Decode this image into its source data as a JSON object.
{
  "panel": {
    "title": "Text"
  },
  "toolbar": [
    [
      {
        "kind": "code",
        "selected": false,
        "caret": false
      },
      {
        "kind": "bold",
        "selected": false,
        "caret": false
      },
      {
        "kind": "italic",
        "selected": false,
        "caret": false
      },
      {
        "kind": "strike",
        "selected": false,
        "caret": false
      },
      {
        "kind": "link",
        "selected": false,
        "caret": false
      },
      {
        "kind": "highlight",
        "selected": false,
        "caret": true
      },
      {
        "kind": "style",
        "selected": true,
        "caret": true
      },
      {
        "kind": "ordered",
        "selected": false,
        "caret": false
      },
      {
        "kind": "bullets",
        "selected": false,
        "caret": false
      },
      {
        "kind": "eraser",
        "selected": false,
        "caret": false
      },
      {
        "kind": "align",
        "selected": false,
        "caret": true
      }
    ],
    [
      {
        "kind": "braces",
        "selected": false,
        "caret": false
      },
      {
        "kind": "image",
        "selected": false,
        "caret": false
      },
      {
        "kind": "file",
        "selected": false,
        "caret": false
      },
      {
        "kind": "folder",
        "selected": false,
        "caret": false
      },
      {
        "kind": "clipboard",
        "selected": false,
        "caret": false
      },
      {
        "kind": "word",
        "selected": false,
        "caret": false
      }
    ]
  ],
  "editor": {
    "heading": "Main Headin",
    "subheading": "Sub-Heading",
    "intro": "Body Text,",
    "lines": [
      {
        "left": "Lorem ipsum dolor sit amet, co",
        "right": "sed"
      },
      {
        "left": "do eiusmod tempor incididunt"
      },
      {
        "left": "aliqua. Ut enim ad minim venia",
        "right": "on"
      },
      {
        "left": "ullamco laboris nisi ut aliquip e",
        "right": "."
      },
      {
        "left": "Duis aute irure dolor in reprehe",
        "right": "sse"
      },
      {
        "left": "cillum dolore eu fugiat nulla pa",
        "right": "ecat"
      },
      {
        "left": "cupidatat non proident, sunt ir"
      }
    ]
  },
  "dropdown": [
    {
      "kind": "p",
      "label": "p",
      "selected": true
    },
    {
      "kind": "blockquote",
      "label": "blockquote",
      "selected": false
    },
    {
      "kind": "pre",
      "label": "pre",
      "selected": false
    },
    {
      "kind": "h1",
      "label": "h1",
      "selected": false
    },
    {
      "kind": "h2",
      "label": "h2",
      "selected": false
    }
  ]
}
___
• _GIVEN EXERCISE_
Identify the lines of the data that contain the word "image". Copy each of them.

• _EXPECTED OUTPUT_
Decode this image into its source data as a JSON object.
        "kind": "image",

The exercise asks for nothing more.